**TASK STATEMENT:** Return the records exactly as they are.

##########

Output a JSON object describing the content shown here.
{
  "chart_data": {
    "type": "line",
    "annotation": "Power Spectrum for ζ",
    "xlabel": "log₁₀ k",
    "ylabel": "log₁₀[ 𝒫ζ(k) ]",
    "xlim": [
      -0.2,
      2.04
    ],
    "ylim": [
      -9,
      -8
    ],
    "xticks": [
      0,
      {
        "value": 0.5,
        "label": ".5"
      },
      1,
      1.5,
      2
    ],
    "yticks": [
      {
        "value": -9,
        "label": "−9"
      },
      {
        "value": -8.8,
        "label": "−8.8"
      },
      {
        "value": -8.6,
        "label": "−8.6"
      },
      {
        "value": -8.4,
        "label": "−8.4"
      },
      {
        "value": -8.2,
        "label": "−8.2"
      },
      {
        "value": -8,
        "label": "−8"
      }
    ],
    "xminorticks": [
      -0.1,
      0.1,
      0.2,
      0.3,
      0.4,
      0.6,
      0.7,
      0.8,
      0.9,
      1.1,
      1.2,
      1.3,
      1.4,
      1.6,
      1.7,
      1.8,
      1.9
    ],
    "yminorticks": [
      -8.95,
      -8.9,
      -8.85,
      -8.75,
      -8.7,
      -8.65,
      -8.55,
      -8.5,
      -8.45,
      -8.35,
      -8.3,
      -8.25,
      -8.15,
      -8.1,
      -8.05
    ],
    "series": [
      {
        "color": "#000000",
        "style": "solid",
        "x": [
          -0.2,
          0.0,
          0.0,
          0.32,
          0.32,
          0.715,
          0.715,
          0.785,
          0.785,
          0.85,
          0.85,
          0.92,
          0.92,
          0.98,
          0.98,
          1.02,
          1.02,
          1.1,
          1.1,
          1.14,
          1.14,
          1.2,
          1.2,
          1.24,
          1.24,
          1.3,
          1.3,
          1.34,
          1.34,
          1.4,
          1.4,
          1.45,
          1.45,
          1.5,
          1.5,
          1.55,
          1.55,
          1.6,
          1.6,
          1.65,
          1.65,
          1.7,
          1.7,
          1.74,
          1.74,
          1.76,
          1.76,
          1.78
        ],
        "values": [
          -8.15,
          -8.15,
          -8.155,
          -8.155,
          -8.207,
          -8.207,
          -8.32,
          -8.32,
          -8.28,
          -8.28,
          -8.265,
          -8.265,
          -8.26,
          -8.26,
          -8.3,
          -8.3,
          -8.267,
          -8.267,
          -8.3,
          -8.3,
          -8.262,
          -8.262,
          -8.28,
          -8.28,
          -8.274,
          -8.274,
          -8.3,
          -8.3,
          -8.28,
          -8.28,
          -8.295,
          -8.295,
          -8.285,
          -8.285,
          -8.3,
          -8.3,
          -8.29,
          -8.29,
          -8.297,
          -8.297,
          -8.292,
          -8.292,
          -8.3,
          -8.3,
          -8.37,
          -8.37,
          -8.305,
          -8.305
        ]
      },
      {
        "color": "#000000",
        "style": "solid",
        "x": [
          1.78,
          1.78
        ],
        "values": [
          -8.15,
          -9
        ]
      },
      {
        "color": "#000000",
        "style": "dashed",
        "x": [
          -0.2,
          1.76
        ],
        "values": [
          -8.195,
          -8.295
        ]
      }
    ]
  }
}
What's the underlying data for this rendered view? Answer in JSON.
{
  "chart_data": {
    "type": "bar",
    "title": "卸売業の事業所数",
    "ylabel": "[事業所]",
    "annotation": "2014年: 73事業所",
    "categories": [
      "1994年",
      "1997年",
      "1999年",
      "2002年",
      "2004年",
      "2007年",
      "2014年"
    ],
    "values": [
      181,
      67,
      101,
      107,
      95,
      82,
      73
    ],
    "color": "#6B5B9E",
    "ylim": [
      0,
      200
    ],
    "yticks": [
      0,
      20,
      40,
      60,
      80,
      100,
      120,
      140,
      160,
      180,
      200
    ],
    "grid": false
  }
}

##########

**THE ANSWER:**
Output a JSON object describing the content shown here.
{
  "chart_data": {
    "type": "line",
    "annotation": "Power Spectrum for ζ",
    "xlabel": "log₁₀ k",
    "ylabel": "log₁₀[ 𝒫ζ(k) ]",
    "xlim": [
      -0.2,
      2.04
    ],
    "ylim": [
      -9,
      -8
    ],
    "xticks": [
      0,
      {
        "value": 0.5,
        "label": ".5"
      },
      1,
      1.5,
      2
    ],
    "yticks": [
      {
        "value": -9,
        "label": "−9"
      },
      {
        "value": -8.8,
        "label": "−8.8"
      },
      {
        "value": -8.6,
        "label": "−8.6"
      },
      {
        "value": -8.4,
        "label": "−8.4"
      },
      {
        "value": -8.2,
        "label": "−8.2"
      },
      {
        "value": -8,
        "label": "−8"
      }
    ],
    "xminorticks": [
      -0.1,
      0.1,
      0.2,
      0.3,
      0.4,
      0.6,
      0.7,
      0.8,
      0.9,
      1.1,
      1.2,
      1.3,
      1.4,
      1.6,
      1.7,
      1.8,
      1.9
    ],
    "yminorticks": [
      -8.95,
      -8.9,
      -8.85,
      -8.75,
      -8.7,
      -8.65,
      -8.55,
      -8.5,
      -8.45,
      -8.35,
      -8.3,
      -8.25,
      -8.15,
      -8.1,
      -8.05
    ],
    "series": [
      {
        "color": "#000000",
        "style": "solid",
        "x": [
          -0.2,
          0.0,
          0.0,
          0.32,
          0.32,
          0.715,
          0.715,
          0.785,
          0.785,
          0.85,
          0.85,
          0.92,
          0.92,
          0.98,
          0.98,
          1.02,
          1.02,
          1.1,
          1.1,
          1.14,
          1.14,
          1.2,
          1.2,
          1.24,
          1.24,
          1.3,
          1.3,
          1.34,
          1.34,
          1.4,
          1.4,
          1.45,
          1.45,
          1.5,
          1.5,
          1.55,
          1.55,
          1.6,
          1.6,
          1.65,
          1.65,
          1.7,
          1.7,
          1.74,
          1.74,
          1.76,
          1.76,
          1.78
        ],
        "values": [
          -8.15,
          -8.15,
          -8.155,
          -8.155,
          -8.207,
          -8.207,
          -8.32,
          -8.32,
          -8.28,
          -8.28,
          -8.265,
          -8.265,
          -8.26,
          -8.26,
          -8.3,
          -8.3,
          -8.267,
          -8.267,
          -8.3,
          -8.3,
          -8.262,
          -8.262,
          -8.28,
          -8.28,
          -8.274,
          -8.274,
          -8.3,
          -8.3,
          -8.28,
          -8.28,
          -8.295,
          -8.295,
          -8.285,
          -8.285,
          -8.3,
          -8.3,
          -8.29,
          -8.29,
          -8.297,
          -8.297,
          -8.292,
          -8.292,
          -8.3,
          -8.3,
          -8.37,
          -8.37,
          -8.305,
          -8.305
        ]
      },
      {
        "color": "#000000",
        "style": "solid",
        "x": [
          1.78,
          1.78
        ],
        "values": [
          -8.15,
          -9
        ]
      },
      {
        "color": "#000000",
        "style": "dashed",
        "x": [
          -0.2,
          1.76
        ],
        "values": [
          -8.195,
          -8.295
        ]
      }
    ]
  }
}
What's the underlying data for this rendered view? Answer in JSON.
{
  "chart_data": {
    "type": "bar",
    "title": "卸売業の事業所数",
    "ylabel": "[事業所]",
    "annotation": "2014年: 73事業所",
    "categories": [
      "1994年",
      "1997年",
      "1999年",
      "2002年",
      "2004年",
      "2007年",
      "2014年"
    ],
    "values": [
      181,
      67,
      101,
      107,
      95,
      82,
      73
    ],
    "color": "#6B5B9E",
    "ylim": [
      0,
      200
    ],
    "yticks": [
      0,
      20,
      40,
      60,
      80,
      100,
      120,
      140,
      160,
      180,
      200
    ],
    "grid": false
  }
}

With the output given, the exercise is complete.